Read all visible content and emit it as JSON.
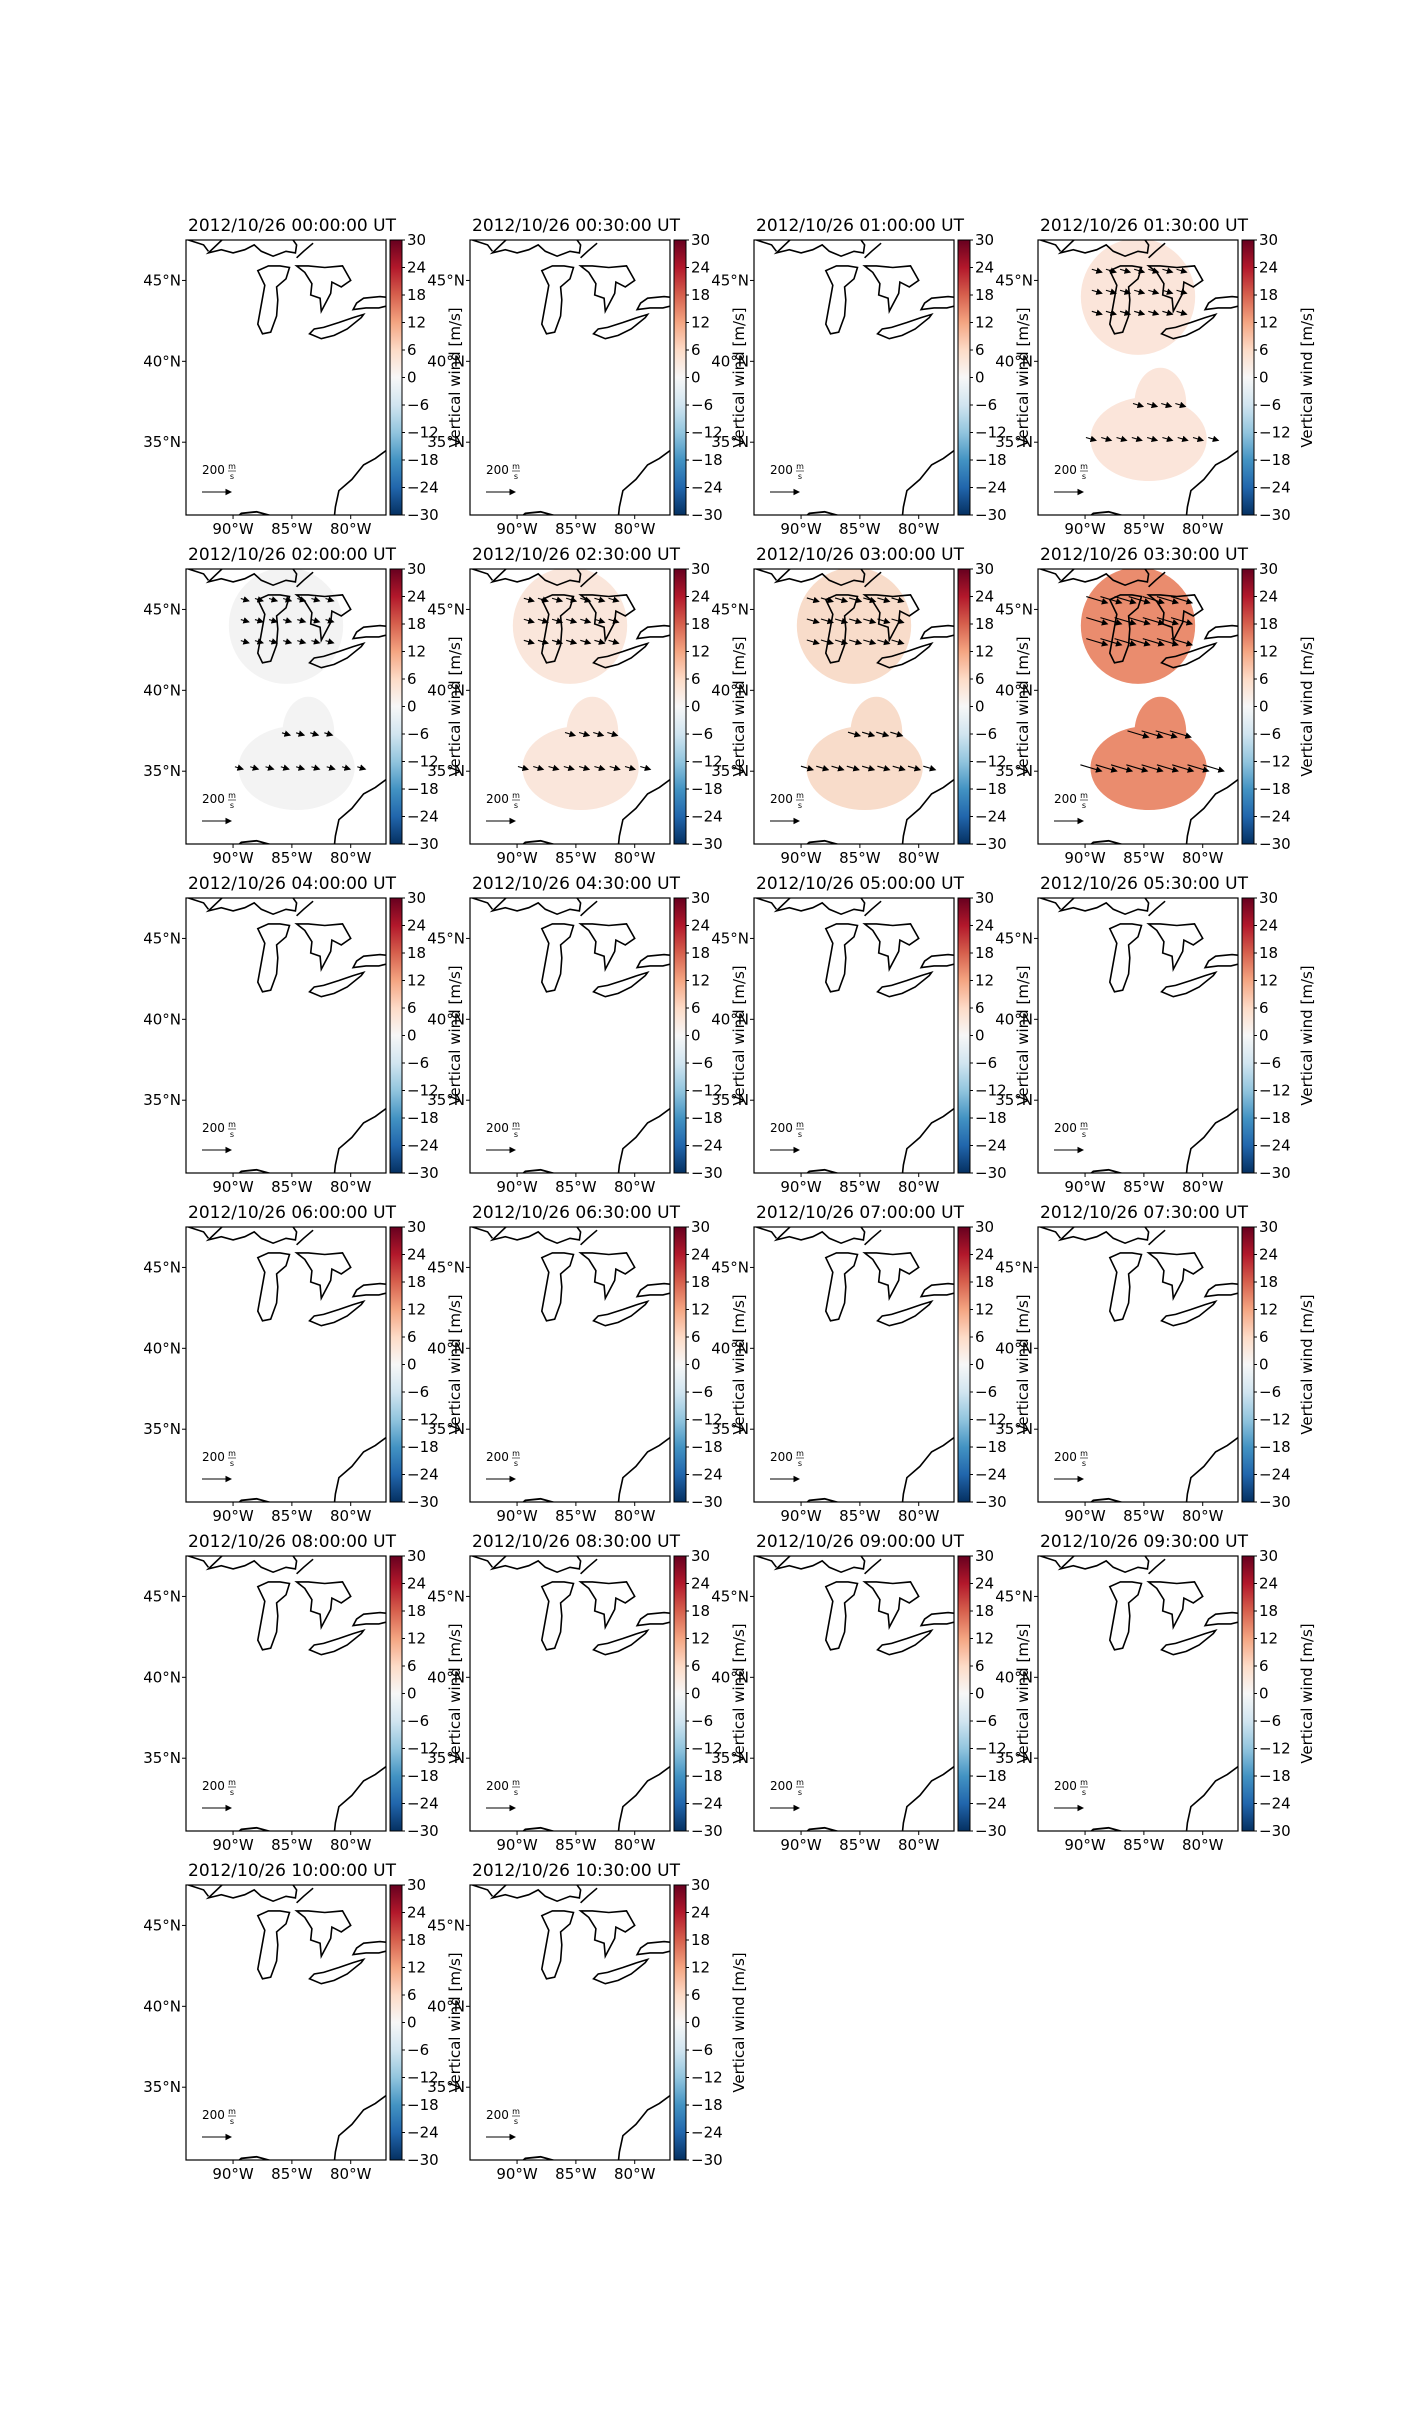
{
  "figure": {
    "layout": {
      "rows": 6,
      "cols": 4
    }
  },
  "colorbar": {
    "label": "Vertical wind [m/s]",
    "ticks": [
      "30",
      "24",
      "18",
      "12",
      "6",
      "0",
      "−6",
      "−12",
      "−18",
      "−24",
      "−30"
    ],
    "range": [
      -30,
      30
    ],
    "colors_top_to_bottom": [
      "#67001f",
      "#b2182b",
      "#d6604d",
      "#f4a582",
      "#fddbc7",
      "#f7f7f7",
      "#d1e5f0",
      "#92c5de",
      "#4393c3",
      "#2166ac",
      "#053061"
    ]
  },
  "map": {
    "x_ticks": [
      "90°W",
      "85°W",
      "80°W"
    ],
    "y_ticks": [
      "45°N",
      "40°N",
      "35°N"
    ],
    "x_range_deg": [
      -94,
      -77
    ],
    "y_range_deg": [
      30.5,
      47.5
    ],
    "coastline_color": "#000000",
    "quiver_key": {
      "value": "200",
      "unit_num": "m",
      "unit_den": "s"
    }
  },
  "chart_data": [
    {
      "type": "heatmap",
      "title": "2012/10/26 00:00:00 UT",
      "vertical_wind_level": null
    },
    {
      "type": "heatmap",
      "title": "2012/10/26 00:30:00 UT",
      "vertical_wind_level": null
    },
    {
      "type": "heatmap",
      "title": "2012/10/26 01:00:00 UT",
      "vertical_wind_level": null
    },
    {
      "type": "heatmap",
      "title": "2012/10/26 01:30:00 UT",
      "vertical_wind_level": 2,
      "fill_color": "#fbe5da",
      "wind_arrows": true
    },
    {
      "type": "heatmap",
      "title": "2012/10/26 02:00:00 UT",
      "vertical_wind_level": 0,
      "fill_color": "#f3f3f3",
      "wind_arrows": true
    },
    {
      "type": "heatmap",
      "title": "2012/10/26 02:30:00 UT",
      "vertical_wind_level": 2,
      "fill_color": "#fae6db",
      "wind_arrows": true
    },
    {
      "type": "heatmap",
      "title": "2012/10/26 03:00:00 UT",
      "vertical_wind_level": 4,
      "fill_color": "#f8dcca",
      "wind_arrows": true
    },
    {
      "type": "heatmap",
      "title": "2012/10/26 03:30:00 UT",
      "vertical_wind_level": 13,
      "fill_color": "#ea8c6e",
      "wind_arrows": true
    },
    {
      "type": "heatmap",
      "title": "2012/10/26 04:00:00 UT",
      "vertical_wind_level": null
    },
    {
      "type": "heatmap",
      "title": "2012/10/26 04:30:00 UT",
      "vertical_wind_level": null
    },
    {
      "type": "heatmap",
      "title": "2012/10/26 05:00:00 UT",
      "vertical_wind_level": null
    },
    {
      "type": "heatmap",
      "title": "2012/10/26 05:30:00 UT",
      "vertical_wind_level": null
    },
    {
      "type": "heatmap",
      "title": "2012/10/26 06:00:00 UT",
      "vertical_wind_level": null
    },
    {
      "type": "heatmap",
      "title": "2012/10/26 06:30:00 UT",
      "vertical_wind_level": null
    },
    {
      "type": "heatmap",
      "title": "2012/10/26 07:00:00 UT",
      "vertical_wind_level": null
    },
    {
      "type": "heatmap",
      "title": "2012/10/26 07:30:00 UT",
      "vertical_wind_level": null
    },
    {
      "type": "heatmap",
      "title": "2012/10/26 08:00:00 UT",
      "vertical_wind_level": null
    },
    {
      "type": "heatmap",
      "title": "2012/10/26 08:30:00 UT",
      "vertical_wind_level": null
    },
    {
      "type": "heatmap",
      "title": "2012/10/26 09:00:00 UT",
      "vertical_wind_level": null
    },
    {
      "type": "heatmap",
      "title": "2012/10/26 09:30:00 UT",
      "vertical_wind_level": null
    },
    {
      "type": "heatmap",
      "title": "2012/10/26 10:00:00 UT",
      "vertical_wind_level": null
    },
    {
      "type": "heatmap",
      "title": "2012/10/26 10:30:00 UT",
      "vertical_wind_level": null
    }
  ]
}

________

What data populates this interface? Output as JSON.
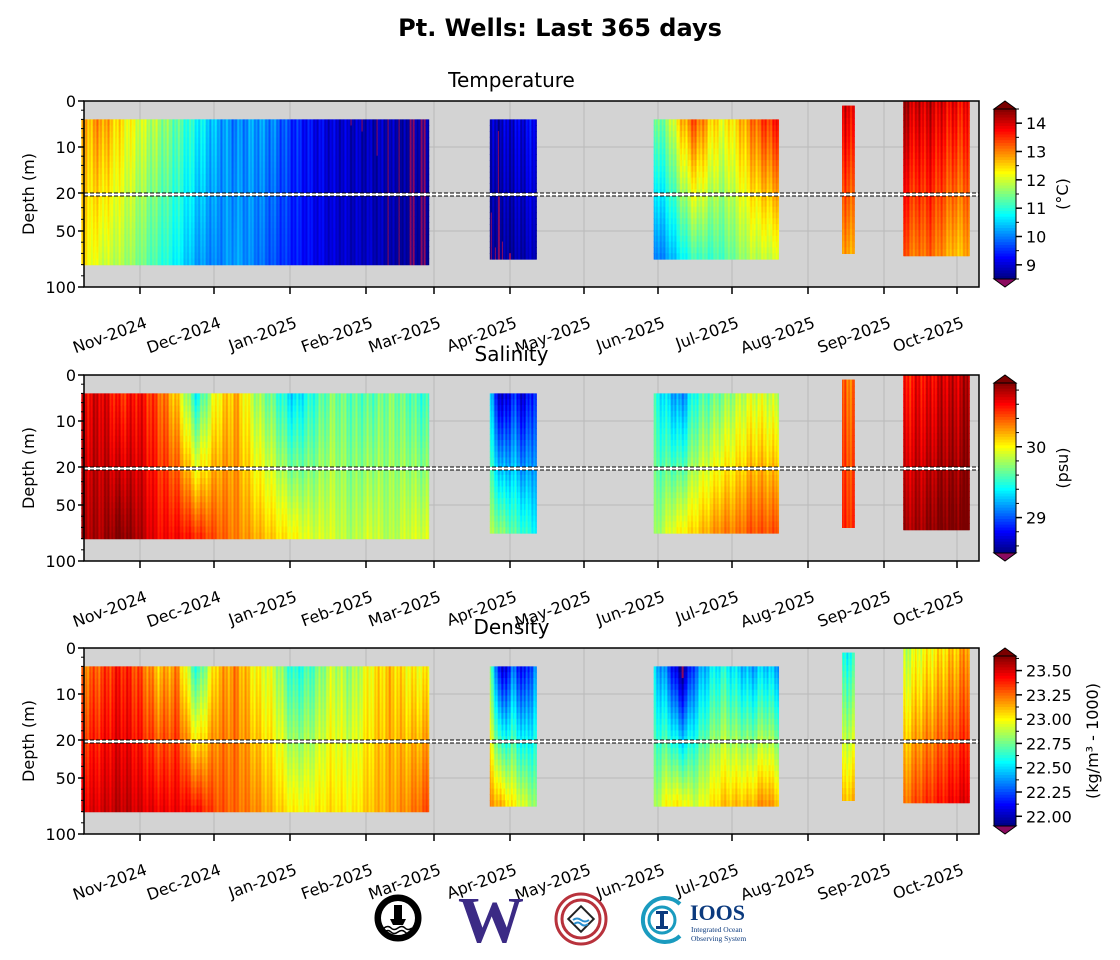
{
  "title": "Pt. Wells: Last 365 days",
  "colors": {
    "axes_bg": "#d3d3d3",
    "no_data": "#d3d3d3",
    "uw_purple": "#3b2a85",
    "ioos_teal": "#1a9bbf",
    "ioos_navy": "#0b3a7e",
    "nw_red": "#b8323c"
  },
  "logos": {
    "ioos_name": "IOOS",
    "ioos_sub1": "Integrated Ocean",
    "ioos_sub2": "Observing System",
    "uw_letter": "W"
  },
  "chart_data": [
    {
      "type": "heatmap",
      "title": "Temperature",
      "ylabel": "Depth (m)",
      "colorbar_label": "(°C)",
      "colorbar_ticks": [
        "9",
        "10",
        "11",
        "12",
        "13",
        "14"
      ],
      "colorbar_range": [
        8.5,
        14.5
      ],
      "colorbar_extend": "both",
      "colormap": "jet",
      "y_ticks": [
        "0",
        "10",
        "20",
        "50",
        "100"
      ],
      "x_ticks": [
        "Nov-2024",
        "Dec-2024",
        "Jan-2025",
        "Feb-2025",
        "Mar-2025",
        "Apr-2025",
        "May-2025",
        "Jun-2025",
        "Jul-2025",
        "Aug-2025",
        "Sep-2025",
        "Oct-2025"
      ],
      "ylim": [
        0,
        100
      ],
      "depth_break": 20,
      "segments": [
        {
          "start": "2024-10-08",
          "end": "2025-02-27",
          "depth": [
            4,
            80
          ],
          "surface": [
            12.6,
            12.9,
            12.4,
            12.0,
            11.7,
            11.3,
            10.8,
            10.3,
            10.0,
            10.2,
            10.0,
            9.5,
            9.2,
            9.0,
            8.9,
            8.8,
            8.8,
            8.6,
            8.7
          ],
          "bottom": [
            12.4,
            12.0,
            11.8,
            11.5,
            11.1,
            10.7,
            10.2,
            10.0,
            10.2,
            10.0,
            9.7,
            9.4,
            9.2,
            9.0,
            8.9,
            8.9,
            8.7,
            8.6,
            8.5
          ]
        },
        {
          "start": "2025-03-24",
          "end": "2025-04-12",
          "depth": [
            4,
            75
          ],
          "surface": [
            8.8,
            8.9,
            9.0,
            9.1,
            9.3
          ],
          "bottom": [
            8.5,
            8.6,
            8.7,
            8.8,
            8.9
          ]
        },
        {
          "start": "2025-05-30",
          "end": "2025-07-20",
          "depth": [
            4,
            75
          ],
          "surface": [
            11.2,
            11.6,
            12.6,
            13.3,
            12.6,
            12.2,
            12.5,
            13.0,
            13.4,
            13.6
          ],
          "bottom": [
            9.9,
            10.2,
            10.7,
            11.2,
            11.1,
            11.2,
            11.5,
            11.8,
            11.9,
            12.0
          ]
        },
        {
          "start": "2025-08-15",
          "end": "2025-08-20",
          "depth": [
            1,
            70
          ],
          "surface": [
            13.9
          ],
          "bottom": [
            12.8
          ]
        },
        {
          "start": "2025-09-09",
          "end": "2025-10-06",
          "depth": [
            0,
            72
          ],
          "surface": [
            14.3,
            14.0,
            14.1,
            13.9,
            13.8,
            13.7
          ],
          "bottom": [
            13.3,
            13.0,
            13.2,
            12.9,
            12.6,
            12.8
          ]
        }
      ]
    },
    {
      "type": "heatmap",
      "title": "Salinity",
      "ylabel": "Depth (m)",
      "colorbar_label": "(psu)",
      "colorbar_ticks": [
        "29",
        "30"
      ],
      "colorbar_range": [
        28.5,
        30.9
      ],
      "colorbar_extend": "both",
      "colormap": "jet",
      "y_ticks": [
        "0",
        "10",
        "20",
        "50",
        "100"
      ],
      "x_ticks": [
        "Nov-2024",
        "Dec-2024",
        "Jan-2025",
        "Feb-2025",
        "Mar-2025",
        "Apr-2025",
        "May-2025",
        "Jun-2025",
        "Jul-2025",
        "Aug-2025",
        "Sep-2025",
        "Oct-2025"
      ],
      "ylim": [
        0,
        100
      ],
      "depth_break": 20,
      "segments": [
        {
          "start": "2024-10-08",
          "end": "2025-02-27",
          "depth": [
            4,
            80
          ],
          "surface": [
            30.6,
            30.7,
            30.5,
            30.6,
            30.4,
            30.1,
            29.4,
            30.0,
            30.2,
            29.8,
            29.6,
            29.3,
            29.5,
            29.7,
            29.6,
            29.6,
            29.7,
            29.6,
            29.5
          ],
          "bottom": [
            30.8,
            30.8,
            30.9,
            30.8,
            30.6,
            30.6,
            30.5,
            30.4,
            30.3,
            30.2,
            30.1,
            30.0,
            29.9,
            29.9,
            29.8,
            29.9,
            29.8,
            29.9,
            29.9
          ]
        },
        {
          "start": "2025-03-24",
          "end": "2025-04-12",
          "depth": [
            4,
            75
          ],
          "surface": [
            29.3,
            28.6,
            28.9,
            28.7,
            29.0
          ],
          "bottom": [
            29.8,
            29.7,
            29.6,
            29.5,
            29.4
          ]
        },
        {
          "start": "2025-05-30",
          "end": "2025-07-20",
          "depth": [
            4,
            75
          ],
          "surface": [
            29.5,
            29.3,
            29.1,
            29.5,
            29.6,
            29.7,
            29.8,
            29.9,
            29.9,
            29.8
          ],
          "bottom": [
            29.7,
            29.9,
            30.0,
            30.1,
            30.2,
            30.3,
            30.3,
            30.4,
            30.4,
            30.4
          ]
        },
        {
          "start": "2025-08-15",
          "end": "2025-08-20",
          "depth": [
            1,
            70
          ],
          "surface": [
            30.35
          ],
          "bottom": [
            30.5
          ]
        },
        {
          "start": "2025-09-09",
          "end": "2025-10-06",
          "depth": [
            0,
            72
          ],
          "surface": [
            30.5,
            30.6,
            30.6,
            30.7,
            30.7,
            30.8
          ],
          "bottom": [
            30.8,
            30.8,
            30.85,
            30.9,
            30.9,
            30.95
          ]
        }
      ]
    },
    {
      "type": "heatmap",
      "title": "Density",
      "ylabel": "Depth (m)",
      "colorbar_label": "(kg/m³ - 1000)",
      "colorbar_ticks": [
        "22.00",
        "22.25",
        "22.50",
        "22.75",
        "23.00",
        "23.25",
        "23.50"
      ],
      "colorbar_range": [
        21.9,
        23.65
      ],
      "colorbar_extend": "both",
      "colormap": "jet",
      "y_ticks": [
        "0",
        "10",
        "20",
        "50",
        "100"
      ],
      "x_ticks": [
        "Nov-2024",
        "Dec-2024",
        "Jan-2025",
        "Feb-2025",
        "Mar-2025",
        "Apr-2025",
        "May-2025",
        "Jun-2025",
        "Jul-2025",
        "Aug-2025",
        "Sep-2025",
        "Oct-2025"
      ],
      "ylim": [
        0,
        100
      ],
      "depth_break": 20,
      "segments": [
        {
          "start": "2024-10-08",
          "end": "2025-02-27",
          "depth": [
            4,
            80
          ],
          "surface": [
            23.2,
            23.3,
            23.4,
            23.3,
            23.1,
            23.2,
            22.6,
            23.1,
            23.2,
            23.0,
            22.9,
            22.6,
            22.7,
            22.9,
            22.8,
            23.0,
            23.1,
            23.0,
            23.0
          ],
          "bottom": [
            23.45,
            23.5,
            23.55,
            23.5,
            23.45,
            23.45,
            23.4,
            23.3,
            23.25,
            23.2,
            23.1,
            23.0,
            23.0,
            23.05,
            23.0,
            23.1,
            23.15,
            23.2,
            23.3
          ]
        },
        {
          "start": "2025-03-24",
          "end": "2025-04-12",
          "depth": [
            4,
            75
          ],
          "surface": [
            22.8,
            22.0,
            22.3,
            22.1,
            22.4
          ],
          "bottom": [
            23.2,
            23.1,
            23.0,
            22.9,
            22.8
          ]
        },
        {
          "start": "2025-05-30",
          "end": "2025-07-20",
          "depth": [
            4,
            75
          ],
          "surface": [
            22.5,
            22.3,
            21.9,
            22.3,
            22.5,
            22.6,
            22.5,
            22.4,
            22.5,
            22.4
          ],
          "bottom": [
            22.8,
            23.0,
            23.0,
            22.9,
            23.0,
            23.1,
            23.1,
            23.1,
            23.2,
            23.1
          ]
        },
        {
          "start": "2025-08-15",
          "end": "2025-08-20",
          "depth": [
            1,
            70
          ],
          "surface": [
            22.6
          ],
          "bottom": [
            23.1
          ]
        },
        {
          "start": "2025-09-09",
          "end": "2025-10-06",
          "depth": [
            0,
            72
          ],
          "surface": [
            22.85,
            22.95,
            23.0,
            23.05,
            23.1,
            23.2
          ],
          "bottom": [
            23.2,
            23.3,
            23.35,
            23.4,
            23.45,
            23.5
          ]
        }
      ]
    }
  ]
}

________

#### EXERCISE AIM
Which lines in the data above contain "JSON"? Show each one.

#### FINAL ANSWER
Read all visible content and emit it as JSON.
What data populates this interface? Output as JSON.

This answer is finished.